-- start of Information supplied --

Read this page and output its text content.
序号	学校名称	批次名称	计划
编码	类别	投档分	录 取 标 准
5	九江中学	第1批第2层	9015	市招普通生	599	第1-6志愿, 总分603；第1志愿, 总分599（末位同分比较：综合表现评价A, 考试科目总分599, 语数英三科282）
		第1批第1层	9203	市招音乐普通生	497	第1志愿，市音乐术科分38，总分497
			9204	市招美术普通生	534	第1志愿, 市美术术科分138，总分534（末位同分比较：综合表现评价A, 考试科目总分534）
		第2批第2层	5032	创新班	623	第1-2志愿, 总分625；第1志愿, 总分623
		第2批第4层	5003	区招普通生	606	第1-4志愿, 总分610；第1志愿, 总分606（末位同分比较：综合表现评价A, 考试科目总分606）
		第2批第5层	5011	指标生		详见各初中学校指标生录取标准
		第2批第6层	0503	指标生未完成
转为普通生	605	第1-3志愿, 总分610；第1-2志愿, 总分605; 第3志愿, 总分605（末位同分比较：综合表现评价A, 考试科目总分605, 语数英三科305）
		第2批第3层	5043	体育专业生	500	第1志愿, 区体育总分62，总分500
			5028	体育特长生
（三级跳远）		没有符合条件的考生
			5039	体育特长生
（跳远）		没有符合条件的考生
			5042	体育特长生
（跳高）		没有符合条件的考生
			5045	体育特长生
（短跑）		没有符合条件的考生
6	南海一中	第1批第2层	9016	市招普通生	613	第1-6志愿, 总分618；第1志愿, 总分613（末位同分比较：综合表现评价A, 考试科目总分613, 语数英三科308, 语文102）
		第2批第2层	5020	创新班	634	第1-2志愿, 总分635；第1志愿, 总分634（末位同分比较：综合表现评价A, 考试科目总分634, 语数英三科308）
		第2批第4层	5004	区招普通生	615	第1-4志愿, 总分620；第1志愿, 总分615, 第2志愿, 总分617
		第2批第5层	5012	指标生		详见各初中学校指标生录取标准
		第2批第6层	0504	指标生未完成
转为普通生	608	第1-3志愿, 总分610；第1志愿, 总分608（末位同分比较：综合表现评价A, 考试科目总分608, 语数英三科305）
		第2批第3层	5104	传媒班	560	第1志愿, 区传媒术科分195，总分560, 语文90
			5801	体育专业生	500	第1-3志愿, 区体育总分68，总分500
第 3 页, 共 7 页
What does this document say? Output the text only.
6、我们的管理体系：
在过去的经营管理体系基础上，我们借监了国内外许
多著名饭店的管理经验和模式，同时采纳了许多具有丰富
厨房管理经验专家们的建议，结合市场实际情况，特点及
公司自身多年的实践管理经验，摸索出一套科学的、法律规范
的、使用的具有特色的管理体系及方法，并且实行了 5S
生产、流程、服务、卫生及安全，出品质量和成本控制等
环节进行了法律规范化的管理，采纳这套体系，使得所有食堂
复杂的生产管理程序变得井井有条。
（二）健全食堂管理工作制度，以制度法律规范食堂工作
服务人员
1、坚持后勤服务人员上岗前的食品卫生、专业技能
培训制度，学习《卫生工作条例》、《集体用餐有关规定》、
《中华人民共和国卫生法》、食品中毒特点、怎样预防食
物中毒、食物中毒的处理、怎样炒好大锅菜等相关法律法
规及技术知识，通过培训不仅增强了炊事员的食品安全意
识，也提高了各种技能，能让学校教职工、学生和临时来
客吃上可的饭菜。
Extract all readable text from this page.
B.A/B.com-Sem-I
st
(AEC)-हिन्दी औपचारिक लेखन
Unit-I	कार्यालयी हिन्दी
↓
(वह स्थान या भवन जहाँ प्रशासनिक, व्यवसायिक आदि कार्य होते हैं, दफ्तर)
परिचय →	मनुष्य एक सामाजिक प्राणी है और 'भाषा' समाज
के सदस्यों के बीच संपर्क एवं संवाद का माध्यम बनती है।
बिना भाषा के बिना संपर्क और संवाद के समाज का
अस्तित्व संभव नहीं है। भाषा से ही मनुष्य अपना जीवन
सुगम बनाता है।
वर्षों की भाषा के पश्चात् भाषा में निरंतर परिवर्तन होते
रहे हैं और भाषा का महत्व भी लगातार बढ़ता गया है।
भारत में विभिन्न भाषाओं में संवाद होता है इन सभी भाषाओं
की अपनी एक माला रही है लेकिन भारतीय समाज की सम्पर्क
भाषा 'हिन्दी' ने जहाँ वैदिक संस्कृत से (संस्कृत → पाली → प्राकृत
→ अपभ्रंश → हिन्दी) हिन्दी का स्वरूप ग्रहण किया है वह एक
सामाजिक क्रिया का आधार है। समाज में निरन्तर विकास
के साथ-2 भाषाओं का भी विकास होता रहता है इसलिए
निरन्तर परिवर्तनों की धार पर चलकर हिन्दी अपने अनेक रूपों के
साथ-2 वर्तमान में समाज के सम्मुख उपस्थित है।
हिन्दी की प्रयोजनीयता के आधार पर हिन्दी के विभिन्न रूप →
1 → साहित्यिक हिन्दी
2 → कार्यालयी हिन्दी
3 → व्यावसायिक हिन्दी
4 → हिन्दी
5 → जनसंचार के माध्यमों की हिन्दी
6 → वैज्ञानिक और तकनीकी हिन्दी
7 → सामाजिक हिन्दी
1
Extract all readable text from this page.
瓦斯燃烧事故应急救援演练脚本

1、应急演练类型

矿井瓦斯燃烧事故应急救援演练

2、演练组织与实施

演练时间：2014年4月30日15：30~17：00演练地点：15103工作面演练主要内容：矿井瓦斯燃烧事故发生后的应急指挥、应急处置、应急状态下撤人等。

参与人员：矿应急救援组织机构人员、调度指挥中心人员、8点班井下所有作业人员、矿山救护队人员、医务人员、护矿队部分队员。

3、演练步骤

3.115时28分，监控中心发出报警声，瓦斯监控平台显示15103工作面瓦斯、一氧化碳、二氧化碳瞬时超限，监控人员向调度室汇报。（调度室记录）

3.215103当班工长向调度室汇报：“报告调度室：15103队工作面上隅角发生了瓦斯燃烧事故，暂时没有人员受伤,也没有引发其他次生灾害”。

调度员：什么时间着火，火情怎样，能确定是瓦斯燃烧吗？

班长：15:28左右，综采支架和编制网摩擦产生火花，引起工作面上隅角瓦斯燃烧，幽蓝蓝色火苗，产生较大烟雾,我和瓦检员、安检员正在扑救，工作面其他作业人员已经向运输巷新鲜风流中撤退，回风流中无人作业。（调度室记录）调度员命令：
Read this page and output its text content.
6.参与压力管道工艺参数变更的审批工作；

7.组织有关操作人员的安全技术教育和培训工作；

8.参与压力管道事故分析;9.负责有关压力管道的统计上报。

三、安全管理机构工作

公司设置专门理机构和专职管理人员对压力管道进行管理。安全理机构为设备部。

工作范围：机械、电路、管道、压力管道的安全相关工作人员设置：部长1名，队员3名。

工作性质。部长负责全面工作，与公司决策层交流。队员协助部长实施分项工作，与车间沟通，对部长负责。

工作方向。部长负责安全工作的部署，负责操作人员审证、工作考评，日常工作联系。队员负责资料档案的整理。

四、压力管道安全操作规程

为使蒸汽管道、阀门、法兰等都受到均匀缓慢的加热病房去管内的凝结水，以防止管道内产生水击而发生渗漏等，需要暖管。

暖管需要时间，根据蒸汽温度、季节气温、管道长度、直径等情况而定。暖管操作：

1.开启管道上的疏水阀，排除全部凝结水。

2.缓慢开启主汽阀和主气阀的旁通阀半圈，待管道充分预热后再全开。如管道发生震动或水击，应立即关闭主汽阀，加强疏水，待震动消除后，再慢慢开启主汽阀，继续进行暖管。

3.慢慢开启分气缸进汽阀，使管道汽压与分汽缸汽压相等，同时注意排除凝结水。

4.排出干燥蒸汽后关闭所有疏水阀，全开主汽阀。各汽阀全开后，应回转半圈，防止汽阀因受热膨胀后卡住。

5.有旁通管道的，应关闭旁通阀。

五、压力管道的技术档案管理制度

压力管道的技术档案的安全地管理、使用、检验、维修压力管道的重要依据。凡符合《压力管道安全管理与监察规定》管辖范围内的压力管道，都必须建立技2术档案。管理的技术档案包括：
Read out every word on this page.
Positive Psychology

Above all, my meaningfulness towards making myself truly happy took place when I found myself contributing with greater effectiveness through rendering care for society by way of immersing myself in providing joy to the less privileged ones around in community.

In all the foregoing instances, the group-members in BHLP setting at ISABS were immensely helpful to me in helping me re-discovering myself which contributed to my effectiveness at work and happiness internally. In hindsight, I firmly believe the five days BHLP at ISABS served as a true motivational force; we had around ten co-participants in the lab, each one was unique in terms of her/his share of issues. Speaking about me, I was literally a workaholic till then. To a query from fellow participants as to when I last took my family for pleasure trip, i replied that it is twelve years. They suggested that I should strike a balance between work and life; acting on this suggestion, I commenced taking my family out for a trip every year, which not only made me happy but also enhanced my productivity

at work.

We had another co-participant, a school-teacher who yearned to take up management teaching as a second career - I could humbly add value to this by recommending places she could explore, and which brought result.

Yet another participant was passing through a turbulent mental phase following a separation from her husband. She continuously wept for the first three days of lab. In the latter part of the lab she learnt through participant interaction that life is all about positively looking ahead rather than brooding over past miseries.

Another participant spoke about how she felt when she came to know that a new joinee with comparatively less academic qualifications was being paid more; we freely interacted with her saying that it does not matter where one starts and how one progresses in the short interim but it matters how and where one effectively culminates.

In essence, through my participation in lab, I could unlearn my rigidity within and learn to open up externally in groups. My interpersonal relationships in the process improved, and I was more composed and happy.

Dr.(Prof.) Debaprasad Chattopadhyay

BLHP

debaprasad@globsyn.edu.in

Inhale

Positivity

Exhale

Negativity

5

-- end of Information supplied --

Filter out all lines lacking the word "体育专业生" and copy the rest.

• **Full output**
		第2批第3层	5043	体育专业生	500	第1志愿, 区体育总分62，总分500
			5801	体育专业生	500	第1-3志愿, 区体育总分68，总分500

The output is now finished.